Look through the records and copy each line with the string "then" in it.

*** DATA EXTRACTS ***

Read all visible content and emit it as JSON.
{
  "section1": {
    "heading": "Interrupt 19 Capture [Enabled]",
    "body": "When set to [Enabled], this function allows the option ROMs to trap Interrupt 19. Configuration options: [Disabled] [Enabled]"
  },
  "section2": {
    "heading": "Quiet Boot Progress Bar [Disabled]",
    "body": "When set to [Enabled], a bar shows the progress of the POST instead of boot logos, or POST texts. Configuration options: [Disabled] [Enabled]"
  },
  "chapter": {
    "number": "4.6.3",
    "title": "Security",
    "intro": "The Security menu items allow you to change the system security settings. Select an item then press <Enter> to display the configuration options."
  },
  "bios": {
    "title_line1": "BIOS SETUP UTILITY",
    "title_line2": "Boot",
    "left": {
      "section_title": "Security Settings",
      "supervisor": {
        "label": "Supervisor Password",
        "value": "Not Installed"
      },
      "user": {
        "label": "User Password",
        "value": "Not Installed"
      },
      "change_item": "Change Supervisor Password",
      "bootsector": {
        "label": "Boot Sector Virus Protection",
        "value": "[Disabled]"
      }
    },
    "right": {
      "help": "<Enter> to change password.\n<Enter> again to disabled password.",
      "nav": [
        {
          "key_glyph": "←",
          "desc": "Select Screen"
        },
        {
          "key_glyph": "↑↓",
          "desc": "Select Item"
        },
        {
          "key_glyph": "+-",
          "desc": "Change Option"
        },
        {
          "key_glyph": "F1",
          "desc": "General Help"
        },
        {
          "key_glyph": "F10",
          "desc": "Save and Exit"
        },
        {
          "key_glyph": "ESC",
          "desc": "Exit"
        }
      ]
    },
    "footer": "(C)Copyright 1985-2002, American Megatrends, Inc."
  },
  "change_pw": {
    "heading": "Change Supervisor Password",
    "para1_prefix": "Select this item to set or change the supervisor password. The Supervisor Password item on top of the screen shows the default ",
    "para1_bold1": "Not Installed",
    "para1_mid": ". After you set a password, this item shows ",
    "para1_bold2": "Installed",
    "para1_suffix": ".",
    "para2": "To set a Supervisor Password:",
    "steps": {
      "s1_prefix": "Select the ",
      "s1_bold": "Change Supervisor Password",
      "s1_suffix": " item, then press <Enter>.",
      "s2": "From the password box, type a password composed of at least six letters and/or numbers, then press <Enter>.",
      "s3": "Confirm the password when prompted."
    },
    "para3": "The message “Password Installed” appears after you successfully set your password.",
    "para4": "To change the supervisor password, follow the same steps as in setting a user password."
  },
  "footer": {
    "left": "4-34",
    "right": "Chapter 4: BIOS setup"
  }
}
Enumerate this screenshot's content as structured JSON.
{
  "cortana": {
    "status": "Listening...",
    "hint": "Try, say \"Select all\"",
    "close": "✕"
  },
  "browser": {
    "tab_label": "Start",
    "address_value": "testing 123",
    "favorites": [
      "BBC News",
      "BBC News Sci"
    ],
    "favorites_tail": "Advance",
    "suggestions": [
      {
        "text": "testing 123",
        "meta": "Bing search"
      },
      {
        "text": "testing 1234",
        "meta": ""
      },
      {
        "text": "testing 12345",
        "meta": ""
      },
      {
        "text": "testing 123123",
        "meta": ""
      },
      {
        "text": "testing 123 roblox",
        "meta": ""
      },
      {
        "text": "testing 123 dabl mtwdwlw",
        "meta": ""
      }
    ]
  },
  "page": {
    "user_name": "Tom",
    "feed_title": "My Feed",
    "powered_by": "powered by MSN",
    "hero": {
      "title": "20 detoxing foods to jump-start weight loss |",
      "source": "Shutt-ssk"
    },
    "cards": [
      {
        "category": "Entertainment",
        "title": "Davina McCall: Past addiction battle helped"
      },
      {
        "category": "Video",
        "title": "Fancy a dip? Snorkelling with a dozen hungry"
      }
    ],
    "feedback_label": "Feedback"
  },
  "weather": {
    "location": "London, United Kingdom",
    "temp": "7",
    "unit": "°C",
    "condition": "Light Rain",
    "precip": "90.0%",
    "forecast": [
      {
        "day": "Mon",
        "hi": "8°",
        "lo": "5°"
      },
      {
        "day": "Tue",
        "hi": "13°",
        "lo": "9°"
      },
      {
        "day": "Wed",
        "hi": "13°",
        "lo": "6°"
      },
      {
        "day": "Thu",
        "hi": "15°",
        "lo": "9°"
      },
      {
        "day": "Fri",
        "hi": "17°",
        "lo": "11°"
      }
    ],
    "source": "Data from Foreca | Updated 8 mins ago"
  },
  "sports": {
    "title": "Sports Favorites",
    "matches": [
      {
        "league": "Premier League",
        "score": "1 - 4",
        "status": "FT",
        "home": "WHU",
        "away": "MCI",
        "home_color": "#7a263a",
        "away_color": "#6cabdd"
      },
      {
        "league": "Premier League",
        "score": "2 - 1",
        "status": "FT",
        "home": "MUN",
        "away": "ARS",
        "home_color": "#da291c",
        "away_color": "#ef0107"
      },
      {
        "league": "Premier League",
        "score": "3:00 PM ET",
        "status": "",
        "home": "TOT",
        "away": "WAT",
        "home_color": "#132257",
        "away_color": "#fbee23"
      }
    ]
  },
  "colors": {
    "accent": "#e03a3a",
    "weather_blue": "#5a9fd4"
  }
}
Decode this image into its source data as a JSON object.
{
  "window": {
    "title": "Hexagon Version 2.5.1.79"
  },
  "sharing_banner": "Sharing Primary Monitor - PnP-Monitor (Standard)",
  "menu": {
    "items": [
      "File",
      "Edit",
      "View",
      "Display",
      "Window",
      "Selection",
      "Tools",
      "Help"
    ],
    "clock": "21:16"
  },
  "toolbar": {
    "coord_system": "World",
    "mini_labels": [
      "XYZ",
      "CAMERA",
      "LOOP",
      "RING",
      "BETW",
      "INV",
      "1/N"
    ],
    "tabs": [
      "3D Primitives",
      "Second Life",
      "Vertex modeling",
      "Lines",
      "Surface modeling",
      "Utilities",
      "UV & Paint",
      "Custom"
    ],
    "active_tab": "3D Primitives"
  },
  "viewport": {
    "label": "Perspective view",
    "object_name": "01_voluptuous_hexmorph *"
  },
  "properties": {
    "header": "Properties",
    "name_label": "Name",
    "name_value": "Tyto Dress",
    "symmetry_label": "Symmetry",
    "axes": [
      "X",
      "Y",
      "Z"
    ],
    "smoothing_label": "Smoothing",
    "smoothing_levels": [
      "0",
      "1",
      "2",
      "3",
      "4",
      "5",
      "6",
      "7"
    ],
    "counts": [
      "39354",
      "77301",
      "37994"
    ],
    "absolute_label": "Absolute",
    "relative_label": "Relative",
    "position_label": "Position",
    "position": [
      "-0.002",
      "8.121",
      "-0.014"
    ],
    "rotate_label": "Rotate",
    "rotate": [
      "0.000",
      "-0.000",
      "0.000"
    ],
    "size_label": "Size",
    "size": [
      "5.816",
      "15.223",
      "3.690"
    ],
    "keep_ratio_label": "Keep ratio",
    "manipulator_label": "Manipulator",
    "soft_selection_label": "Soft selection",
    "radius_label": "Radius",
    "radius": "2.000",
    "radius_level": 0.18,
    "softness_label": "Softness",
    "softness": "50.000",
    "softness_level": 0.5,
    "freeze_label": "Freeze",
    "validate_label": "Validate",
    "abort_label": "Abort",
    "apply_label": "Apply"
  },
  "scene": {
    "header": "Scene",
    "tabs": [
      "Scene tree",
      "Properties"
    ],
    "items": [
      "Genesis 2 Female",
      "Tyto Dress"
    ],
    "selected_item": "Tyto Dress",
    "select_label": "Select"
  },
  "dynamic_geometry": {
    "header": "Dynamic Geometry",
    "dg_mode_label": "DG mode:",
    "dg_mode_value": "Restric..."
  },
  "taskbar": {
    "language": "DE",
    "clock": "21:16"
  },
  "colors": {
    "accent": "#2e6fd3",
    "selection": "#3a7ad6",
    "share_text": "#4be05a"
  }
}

*** End of DATA EXTRACTS ***

> [WRITTEN ANSWER]:
    "intro": "The Security menu items allow you to change the system security settings. Select an item then press <Enter> to display the configuration options."
      "s1_suffix": " item, then press <Enter>.",
      "s2": "From the password box, type a password composed of at least six letters and/or numbers, then press <Enter>.",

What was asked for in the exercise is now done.